━━━━━ Provided information ━━━━━
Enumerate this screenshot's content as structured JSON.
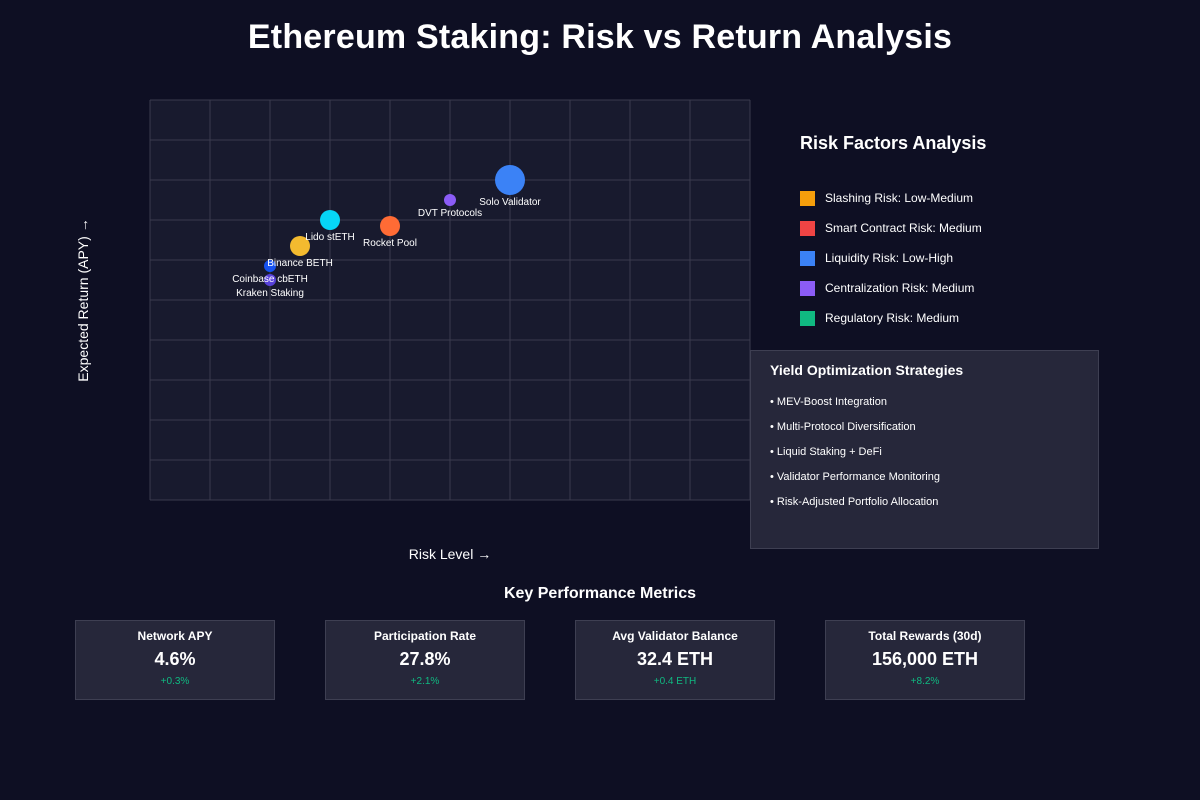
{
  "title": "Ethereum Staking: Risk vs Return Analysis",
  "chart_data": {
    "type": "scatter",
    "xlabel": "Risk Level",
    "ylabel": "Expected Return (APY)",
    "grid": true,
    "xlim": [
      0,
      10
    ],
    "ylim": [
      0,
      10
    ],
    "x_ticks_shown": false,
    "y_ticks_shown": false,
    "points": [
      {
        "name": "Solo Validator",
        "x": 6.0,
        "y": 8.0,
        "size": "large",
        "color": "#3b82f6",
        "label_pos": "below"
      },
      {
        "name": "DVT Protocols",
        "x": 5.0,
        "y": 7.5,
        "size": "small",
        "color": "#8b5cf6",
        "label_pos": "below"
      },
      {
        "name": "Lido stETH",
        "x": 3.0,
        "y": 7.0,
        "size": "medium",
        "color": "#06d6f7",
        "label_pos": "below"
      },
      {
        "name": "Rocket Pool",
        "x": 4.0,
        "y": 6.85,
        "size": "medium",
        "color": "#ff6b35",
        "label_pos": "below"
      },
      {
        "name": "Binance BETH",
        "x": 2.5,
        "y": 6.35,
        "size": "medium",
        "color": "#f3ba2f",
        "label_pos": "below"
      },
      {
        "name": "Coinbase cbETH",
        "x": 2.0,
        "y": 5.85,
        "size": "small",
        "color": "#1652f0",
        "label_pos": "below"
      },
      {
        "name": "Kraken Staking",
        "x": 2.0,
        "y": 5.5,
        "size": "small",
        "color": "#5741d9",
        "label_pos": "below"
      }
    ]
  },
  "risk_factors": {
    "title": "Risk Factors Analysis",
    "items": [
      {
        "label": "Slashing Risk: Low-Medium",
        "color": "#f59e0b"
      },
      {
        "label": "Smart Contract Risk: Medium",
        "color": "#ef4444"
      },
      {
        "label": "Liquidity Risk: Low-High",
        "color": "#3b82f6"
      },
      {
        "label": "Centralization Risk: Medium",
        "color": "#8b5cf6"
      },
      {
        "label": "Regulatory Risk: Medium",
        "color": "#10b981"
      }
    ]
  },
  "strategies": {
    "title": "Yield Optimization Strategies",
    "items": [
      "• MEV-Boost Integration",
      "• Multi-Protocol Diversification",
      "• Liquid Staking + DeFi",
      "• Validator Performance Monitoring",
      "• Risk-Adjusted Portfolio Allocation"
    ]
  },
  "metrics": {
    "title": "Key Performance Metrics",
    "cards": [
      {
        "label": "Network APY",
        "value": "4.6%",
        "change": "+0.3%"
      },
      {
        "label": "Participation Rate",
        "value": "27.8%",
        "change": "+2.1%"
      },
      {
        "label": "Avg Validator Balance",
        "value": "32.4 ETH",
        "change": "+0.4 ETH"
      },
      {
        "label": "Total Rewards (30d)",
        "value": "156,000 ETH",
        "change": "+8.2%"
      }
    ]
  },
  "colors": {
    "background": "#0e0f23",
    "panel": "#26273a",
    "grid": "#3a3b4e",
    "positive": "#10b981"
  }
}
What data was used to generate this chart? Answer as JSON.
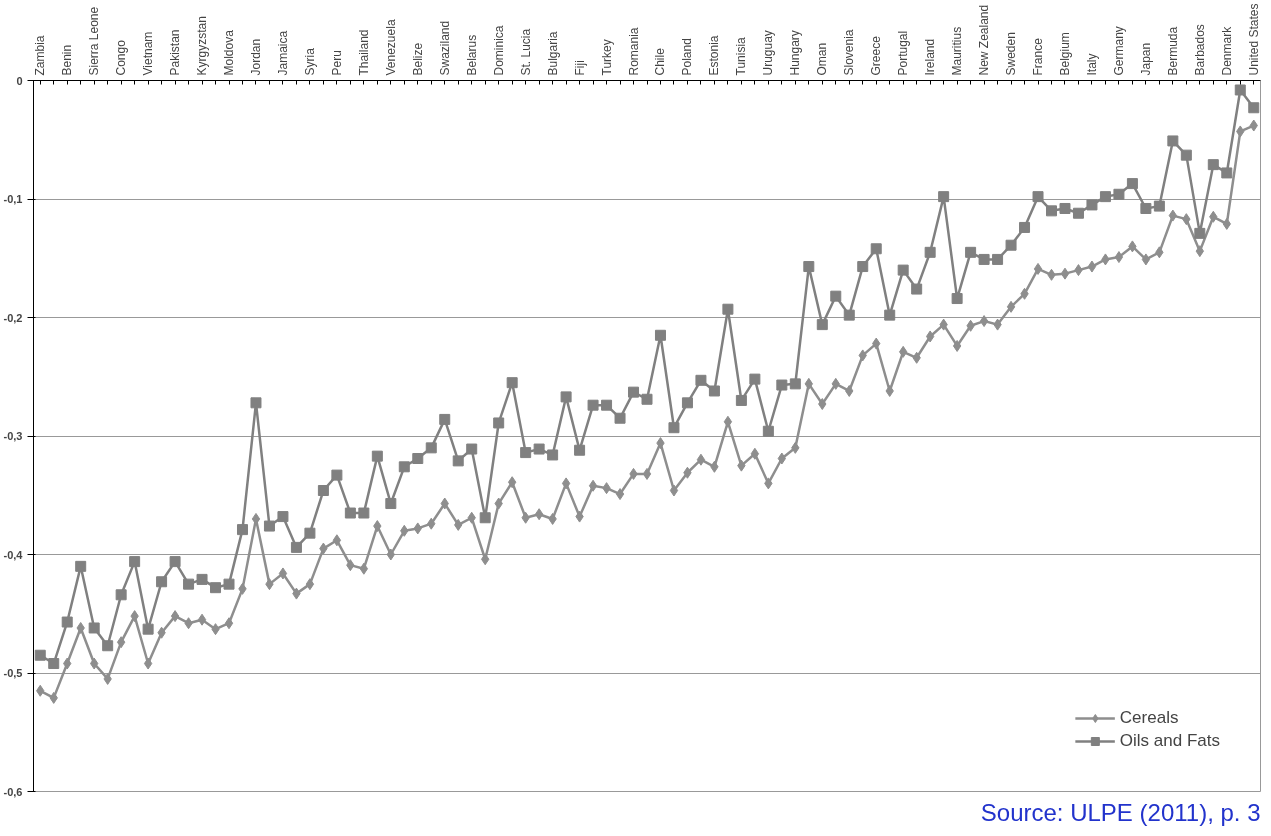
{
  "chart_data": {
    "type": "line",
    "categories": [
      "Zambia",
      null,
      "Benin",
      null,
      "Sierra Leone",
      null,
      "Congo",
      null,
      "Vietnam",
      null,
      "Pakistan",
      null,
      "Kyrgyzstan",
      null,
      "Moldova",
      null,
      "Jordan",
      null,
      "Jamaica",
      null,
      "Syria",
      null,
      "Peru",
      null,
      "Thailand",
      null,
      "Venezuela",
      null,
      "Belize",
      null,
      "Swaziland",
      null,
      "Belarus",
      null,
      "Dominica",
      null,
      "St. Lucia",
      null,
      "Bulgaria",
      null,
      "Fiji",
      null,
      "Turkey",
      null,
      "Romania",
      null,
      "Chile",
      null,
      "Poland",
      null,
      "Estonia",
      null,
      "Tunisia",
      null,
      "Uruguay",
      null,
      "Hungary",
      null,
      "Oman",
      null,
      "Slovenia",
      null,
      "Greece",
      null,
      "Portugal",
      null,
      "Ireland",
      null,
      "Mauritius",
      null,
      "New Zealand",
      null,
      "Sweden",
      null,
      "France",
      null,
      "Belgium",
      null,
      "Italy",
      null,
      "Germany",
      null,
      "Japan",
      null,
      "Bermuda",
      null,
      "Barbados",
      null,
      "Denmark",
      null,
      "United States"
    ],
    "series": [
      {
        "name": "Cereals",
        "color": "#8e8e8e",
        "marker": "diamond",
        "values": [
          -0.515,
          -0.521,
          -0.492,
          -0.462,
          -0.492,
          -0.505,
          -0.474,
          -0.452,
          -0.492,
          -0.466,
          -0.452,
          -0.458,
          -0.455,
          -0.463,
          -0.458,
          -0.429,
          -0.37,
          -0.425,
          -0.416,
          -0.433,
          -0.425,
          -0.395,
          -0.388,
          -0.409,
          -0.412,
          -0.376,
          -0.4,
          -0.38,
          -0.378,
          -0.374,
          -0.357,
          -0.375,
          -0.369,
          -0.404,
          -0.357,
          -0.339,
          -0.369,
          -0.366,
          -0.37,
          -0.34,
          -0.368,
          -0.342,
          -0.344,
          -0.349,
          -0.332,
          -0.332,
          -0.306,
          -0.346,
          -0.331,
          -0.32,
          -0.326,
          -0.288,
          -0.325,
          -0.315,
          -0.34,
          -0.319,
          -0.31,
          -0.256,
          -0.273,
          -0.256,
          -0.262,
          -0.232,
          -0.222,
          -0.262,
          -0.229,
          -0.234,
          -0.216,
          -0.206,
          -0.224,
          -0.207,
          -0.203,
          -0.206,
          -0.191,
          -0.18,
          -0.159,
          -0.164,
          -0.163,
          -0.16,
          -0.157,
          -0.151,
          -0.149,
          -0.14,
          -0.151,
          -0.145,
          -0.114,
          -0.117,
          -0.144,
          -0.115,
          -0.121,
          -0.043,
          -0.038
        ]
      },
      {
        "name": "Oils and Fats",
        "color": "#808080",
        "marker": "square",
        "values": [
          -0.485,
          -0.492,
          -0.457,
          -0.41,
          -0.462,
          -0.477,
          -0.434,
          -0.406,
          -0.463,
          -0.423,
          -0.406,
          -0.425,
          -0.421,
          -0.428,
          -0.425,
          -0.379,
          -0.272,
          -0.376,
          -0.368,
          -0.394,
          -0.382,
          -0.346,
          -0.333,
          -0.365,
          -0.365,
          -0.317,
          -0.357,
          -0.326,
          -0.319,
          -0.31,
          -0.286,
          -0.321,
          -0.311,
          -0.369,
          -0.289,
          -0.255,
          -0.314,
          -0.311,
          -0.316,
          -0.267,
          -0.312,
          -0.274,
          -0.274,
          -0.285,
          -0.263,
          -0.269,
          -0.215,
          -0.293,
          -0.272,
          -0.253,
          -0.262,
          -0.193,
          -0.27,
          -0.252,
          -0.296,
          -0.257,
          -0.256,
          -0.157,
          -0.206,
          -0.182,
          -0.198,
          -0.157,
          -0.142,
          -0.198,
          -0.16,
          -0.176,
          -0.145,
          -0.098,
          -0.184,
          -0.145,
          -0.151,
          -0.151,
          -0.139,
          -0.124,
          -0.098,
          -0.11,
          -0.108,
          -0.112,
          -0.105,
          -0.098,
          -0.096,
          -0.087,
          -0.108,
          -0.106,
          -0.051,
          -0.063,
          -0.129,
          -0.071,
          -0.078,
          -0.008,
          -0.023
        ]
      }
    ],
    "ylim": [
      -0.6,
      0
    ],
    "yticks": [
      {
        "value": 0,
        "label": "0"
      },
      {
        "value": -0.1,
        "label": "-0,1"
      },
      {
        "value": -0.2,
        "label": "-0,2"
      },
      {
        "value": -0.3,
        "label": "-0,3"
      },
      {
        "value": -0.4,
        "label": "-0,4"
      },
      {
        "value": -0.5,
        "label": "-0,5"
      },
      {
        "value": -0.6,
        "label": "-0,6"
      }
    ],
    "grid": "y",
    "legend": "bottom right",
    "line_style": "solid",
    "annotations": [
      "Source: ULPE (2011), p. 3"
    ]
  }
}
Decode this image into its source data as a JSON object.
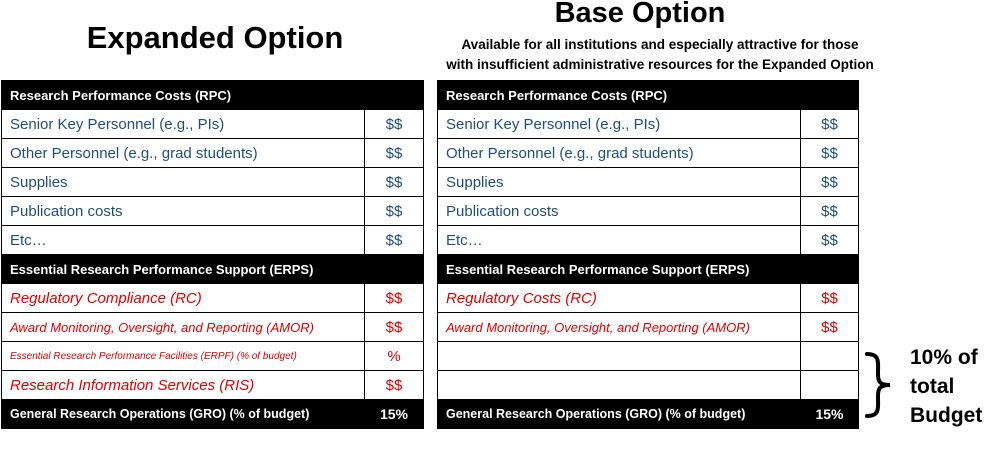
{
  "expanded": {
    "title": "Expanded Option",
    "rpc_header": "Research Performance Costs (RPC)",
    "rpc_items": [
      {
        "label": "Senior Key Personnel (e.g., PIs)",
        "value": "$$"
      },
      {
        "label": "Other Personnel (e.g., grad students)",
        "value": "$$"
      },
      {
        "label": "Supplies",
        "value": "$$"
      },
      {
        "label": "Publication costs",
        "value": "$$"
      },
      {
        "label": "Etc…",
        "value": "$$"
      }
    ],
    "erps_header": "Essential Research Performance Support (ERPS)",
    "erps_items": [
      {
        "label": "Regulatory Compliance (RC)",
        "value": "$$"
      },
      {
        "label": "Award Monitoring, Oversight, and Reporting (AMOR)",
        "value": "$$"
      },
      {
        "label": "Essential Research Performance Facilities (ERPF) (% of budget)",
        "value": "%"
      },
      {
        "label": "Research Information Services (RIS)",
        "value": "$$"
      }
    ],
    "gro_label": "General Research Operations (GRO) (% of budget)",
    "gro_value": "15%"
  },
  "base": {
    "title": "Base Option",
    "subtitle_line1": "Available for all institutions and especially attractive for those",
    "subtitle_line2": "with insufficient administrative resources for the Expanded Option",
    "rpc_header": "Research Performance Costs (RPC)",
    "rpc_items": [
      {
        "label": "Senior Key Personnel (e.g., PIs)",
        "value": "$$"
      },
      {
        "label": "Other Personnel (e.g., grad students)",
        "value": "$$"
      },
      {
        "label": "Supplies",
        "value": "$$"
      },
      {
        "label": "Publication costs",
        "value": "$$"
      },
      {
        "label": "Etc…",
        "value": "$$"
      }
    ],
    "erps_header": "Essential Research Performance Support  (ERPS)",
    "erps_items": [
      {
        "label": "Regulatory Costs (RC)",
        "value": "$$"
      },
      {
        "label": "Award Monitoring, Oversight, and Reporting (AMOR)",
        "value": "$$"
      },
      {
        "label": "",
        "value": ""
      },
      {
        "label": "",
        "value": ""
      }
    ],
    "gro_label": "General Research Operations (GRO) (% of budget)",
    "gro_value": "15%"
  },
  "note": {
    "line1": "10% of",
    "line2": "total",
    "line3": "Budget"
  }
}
━━━━━
Return all lines with the word "Support" in them.

Final result
    "erps_header": "Essential Research Performance Support (ERPS)",
    "erps_header": "Essential Research Performance Support  (ERPS)",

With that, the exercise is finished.